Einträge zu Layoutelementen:
┌──

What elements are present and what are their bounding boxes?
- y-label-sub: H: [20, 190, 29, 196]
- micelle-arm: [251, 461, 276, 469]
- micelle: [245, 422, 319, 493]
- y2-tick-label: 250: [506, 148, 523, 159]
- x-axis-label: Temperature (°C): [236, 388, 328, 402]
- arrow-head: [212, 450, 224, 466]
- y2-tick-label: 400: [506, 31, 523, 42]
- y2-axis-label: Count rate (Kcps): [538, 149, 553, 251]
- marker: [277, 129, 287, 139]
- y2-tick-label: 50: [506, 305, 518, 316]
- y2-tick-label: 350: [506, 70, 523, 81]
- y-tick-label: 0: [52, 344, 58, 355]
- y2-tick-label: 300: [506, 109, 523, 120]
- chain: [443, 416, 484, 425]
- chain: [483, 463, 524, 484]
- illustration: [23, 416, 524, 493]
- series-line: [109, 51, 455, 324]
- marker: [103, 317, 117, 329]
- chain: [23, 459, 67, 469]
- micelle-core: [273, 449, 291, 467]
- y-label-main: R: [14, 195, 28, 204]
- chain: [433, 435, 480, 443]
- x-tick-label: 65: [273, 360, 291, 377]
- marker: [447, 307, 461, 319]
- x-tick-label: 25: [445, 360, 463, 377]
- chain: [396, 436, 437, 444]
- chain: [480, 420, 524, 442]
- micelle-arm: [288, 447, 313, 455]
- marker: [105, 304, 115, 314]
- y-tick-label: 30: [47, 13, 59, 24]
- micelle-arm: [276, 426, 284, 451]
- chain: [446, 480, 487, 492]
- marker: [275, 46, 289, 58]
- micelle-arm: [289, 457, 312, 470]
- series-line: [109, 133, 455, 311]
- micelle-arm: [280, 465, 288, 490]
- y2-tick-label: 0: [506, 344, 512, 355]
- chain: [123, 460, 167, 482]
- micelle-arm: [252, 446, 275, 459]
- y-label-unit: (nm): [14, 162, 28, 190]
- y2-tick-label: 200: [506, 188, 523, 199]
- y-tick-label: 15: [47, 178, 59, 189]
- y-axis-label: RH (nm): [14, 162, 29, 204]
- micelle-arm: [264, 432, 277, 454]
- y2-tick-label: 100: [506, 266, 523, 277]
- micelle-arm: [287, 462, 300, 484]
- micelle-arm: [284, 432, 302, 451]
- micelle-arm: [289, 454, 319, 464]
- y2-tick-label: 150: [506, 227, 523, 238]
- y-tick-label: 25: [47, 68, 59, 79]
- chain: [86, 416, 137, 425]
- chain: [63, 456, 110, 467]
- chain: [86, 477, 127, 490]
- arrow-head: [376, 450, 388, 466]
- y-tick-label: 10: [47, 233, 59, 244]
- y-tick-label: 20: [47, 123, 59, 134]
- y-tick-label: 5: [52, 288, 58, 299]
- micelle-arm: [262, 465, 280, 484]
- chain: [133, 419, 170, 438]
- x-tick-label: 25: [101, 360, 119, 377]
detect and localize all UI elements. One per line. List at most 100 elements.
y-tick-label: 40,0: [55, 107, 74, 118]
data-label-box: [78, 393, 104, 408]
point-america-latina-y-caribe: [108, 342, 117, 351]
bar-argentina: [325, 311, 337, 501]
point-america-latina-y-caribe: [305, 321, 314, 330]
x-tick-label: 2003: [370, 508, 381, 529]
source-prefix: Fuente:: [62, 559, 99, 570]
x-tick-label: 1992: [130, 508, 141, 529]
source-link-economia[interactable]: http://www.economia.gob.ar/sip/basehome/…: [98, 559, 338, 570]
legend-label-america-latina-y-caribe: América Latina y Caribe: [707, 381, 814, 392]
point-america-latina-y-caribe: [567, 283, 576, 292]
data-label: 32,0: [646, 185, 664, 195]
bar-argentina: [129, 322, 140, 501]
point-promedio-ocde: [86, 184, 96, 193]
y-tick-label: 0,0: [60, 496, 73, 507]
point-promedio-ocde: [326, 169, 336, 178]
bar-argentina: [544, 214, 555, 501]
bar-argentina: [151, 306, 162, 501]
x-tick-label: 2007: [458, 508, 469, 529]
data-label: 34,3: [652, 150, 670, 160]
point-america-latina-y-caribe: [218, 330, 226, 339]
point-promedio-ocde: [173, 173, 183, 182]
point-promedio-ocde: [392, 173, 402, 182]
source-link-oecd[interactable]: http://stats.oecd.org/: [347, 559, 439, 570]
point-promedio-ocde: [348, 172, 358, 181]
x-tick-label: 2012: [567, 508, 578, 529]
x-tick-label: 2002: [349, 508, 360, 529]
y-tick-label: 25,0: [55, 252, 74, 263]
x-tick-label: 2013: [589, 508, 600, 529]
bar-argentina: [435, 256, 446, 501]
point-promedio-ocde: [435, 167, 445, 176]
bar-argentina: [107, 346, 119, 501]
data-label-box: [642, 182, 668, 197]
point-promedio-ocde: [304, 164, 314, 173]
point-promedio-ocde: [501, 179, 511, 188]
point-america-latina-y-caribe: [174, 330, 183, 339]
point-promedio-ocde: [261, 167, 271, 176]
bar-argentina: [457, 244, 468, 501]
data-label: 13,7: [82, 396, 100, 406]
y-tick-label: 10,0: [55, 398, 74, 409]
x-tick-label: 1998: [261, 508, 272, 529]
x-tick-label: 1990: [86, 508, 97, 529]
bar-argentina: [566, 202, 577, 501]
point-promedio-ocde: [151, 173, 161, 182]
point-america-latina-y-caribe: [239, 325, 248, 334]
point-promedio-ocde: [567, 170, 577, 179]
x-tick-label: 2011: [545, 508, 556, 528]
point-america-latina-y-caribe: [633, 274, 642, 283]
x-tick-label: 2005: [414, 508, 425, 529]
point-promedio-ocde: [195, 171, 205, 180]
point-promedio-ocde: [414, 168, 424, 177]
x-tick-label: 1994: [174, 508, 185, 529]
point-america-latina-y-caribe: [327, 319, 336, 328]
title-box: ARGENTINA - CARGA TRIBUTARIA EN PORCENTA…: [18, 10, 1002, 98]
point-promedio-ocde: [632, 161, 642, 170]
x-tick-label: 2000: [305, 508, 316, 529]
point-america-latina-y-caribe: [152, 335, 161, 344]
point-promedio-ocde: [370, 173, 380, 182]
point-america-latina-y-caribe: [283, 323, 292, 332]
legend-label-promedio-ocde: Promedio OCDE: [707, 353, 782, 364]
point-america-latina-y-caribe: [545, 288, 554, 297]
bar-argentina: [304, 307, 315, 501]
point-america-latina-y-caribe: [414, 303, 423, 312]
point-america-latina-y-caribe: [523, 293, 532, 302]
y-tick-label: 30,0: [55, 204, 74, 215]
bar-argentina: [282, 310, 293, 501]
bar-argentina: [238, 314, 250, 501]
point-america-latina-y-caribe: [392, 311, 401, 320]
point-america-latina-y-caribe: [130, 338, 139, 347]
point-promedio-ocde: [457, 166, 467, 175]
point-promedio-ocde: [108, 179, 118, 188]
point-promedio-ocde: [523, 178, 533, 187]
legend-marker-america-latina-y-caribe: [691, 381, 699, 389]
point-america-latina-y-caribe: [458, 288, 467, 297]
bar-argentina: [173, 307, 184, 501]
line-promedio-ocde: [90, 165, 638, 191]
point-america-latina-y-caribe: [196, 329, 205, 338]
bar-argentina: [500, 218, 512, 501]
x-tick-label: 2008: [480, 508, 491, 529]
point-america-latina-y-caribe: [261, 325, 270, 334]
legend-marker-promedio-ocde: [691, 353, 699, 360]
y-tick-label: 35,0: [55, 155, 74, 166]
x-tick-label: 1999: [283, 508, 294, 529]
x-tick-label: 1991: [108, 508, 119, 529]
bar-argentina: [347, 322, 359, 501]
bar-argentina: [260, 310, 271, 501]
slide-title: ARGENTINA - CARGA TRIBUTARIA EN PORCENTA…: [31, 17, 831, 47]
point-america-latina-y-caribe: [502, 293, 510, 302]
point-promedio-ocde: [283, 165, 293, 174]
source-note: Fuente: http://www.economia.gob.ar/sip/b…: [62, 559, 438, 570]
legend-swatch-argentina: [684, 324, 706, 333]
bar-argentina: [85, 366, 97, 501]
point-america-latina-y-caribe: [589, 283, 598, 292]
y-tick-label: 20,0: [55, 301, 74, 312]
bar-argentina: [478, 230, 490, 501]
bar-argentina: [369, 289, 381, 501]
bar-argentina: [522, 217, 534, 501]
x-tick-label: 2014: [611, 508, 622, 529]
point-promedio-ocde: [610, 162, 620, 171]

└──
┌──

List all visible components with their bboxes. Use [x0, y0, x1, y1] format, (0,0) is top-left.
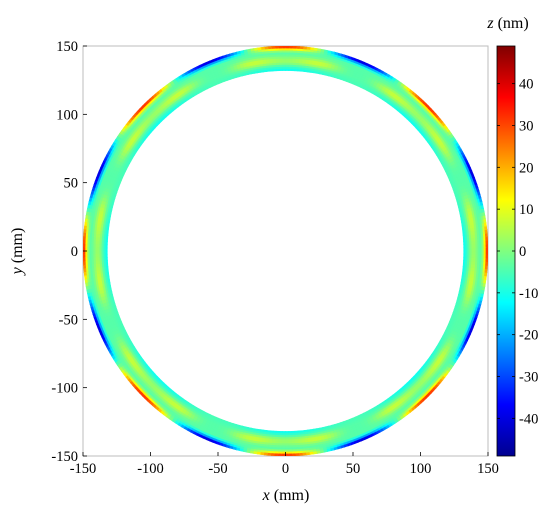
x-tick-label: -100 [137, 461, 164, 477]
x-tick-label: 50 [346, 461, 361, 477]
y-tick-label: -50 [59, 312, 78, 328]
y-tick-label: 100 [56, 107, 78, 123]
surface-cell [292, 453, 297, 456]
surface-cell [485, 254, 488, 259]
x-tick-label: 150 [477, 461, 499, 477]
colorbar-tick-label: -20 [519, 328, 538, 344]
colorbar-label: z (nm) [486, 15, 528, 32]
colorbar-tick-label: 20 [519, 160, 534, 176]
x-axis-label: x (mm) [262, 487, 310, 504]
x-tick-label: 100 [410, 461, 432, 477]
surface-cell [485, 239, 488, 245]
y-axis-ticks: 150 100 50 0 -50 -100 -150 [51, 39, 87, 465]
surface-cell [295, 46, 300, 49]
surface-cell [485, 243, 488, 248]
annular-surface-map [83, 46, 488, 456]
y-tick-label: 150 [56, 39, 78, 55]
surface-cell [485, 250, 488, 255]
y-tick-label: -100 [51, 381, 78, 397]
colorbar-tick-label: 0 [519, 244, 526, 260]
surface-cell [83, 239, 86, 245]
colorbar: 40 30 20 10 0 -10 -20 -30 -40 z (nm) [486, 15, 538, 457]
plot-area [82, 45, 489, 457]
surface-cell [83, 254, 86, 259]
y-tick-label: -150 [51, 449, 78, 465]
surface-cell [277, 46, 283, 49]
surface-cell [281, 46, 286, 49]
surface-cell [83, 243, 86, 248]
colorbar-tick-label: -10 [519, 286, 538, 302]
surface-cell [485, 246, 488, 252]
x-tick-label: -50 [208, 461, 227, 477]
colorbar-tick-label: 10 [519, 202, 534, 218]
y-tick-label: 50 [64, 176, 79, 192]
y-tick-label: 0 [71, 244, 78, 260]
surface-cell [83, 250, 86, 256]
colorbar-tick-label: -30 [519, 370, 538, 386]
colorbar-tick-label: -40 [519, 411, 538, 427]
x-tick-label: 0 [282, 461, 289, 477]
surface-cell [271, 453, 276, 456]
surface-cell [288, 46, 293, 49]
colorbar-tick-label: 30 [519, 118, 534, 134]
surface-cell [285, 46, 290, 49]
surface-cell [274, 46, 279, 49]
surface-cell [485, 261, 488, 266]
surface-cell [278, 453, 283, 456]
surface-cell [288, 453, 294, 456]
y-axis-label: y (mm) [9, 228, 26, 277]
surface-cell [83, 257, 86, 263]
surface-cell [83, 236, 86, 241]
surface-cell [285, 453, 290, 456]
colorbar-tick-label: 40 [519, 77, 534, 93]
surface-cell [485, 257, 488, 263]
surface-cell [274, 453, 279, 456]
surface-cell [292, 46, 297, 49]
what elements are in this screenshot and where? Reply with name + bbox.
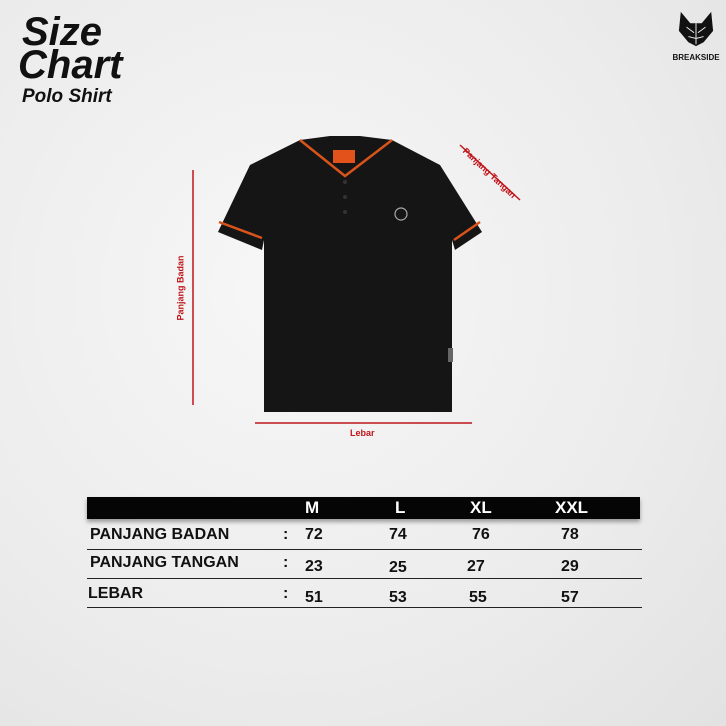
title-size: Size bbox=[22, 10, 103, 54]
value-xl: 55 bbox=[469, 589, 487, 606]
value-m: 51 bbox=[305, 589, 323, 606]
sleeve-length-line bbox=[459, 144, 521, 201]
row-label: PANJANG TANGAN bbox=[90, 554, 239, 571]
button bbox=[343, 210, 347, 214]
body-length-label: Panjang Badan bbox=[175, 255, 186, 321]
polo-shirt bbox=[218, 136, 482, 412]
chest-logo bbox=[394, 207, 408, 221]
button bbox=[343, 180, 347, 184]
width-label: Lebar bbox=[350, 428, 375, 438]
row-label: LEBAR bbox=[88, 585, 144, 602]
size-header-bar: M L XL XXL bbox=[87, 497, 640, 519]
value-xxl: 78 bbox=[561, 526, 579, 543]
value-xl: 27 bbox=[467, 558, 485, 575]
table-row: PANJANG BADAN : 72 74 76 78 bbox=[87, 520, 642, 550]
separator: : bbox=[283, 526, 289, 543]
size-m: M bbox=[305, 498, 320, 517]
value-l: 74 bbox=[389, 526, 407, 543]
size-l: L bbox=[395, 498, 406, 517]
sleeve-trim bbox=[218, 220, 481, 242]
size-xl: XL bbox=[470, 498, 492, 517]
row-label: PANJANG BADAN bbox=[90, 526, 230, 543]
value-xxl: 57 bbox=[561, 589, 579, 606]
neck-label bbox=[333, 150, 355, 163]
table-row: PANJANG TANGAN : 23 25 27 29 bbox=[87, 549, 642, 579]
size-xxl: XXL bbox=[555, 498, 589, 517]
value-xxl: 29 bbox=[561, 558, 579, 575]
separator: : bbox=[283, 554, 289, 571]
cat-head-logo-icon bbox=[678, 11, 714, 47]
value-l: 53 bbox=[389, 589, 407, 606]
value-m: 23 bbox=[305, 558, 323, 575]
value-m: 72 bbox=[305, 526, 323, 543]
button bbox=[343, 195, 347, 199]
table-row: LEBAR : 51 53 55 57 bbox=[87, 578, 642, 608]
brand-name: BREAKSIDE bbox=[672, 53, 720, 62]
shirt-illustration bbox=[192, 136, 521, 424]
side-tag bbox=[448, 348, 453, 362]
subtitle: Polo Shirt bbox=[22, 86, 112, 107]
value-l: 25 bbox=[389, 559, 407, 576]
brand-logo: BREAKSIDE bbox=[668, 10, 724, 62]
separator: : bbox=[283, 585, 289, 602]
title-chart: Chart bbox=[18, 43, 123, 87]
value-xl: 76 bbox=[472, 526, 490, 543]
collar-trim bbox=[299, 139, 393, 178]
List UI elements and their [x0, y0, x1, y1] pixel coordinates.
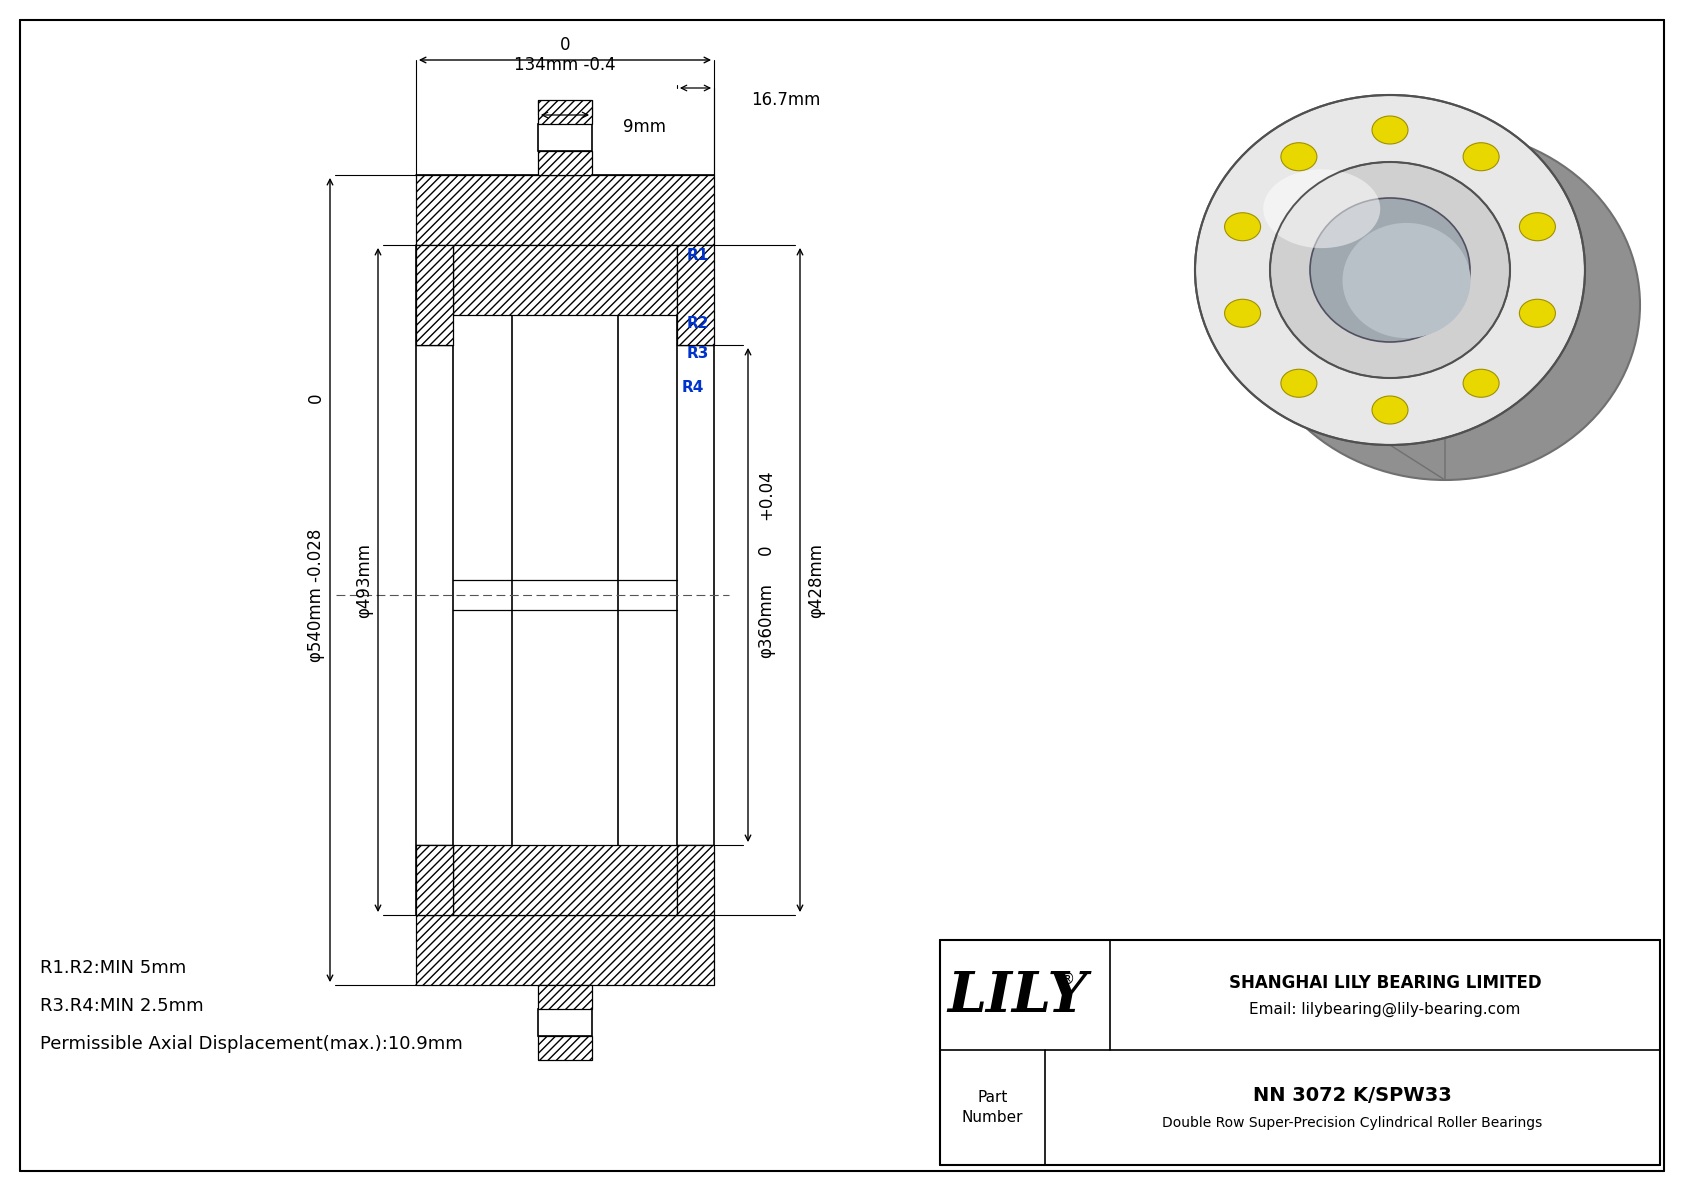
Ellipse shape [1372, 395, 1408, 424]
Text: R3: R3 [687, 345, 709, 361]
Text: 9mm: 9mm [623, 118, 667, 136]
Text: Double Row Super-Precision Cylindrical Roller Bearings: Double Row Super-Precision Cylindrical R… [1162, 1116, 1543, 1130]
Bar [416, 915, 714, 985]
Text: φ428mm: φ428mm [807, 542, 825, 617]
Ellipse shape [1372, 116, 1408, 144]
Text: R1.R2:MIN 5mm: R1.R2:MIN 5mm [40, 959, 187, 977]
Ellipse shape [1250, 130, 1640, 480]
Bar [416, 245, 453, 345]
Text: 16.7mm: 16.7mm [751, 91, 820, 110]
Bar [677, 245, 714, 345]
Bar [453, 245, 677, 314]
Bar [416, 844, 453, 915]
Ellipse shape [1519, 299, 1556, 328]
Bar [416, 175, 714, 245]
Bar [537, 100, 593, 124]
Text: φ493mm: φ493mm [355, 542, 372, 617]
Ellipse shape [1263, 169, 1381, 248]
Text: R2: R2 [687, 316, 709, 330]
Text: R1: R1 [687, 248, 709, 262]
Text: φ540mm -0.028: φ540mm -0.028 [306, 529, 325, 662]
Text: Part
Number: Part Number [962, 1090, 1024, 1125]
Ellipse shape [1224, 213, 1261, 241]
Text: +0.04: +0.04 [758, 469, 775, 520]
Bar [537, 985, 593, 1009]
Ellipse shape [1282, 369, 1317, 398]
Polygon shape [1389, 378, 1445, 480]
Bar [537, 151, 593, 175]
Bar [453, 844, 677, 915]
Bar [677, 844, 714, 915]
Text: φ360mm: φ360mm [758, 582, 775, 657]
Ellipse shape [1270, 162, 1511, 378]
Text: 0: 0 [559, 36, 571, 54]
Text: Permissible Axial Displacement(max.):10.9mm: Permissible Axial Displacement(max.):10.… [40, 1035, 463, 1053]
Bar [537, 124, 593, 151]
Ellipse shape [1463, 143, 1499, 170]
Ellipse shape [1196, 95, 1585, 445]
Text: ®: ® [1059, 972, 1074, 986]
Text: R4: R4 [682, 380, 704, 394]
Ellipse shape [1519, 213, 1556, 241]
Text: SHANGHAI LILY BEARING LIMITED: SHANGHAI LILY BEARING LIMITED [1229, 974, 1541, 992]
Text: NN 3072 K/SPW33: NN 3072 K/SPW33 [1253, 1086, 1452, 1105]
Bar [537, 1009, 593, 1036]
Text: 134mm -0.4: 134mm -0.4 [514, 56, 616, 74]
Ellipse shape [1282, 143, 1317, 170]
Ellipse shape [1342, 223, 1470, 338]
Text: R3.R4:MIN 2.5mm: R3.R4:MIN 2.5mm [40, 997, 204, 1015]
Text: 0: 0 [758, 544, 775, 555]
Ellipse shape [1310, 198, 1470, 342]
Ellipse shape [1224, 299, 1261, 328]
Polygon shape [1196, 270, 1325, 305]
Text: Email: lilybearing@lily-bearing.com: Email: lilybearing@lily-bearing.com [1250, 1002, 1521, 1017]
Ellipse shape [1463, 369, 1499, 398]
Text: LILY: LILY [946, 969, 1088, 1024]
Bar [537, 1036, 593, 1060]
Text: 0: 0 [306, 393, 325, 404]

└──

_Zu erledigen_
Bringe die Zeilen von der Zeile mit „What elements are present“ bis zur Zeile mit „- micelle-arm: [289, 457, 312, 470]“, beide eingeschlossen, in die Form einer JSON-Liste von Strings mit einem String pro Zeile. Lass dabei leere Zeilen weg.

_Lösung der Aufgabe_
[
  "What elements are present and what are their bounding boxes?",
  "- y-label-sub: H: [20, 190, 29, 196]",
  "- micelle-arm: [251, 461, 276, 469]",
  "- micelle: [245, 422, 319, 493]",
  "- y2-tick-label: 250: [506, 148, 523, 159]",
  "- x-axis-label: Temperature (°C): [236, 388, 328, 402]",
  "- arrow-head: [212, 450, 224, 466]",
  "- y2-tick-label: 400: [506, 31, 523, 42]",
  "- y2-axis-label: Count rate (Kcps): [538, 149, 553, 251]",
  "- marker: [277, 129, 287, 139]",
  "- y2-tick-label: 50: [506, 305, 518, 316]",
  "- y2-tick-label: 350: [506, 70, 523, 81]",
  "- y-tick-label: 0: [52, 344, 58, 355]",
  "- y2-tick-label: 300: [506, 109, 523, 120]",
  "- chain: [443, 416, 484, 425]",
  "- chain: [483, 463, 524, 484]",
  "- illustration: [23, 416, 524, 493]",
  "- series-line: [109, 51, 455, 324]",
  "- marker: [103, 317, 117, 329]",
  "- chain: [23, 459, 67, 469]",
  "- micelle-core: [273, 449, 291, 467]",
  "- y-label-main: R: [14, 195, 28, 204]",
  "- chain: [433, 435, 480, 443]",
  "- x-tick-label: 65: [273, 360, 291, 377]",
  "- marker: [447, 307, 461, 319]",
  "- x-tick-label: 25: [445, 360, 463, 377]",
  "- chain: [396, 436, 437, 444]",
  "- chain: [480, 420, 524, 442]",
  "- micelle-arm: [288, 447, 313, 455]",
  "- marker: [105, 304, 115, 314]",
  "- y-tick-label: 30: [47, 13, 59, 24]",
  "- micelle-arm: [276, 426, 284, 451]",
  "- chain: [446, 480, 487, 492]",
  "- marker: [275, 46, 289, 58]",
  "- micelle-arm: [289, 457, 312, 470]"
]